**What this task involves**
Give back all of the data exactly as written.

[Figure record listings]
——
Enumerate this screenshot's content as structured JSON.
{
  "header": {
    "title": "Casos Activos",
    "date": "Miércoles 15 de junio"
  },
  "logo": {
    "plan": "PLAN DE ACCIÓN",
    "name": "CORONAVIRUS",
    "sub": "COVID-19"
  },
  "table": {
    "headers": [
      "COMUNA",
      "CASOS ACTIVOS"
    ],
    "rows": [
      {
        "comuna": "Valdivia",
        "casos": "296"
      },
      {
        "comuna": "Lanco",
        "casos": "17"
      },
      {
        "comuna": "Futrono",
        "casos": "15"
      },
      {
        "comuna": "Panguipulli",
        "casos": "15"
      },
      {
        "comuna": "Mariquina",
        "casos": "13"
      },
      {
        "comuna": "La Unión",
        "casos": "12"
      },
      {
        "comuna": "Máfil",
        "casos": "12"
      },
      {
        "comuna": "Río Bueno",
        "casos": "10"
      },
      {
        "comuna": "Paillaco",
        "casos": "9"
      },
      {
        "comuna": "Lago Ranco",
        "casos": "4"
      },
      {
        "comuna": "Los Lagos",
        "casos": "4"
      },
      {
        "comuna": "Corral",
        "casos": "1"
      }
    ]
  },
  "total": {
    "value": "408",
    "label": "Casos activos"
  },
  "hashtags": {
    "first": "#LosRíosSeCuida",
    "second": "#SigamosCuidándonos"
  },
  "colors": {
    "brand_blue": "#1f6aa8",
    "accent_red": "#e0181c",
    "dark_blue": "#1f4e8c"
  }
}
——
**Exercise result**
Enumerate this screenshot's content as structured JSON.
{
  "header": {
    "title": "Casos Activos",
    "date": "Miércoles 15 de junio"
  },
  "logo": {
    "plan": "PLAN DE ACCIÓN",
    "name": "CORONAVIRUS",
    "sub": "COVID-19"
  },
  "table": {
    "headers": [
      "COMUNA",
      "CASOS ACTIVOS"
    ],
    "rows": [
      {
        "comuna": "Valdivia",
        "casos": "296"
      },
      {
        "comuna": "Lanco",
        "casos": "17"
      },
      {
        "comuna": "Futrono",
        "casos": "15"
      },
      {
        "comuna": "Panguipulli",
        "casos": "15"
      },
      {
        "comuna": "Mariquina",
        "casos": "13"
      },
      {
        "comuna": "La Unión",
        "casos": "12"
      },
      {
        "comuna": "Máfil",
        "casos": "12"
      },
      {
        "comuna": "Río Bueno",
        "casos": "10"
      },
      {
        "comuna": "Paillaco",
        "casos": "9"
      },
      {
        "comuna": "Lago Ranco",
        "casos": "4"
      },
      {
        "comuna": "Los Lagos",
        "casos": "4"
      },
      {
        "comuna": "Corral",
        "casos": "1"
      }
    ]
  },
  "total": {
    "value": "408",
    "label": "Casos activos"
  },
  "hashtags": {
    "first": "#LosRíosSeCuida",
    "second": "#SigamosCuidándonos"
  },
  "colors": {
    "brand_blue": "#1f6aa8",
    "accent_red": "#e0181c",
    "dark_blue": "#1f4e8c"
  }
}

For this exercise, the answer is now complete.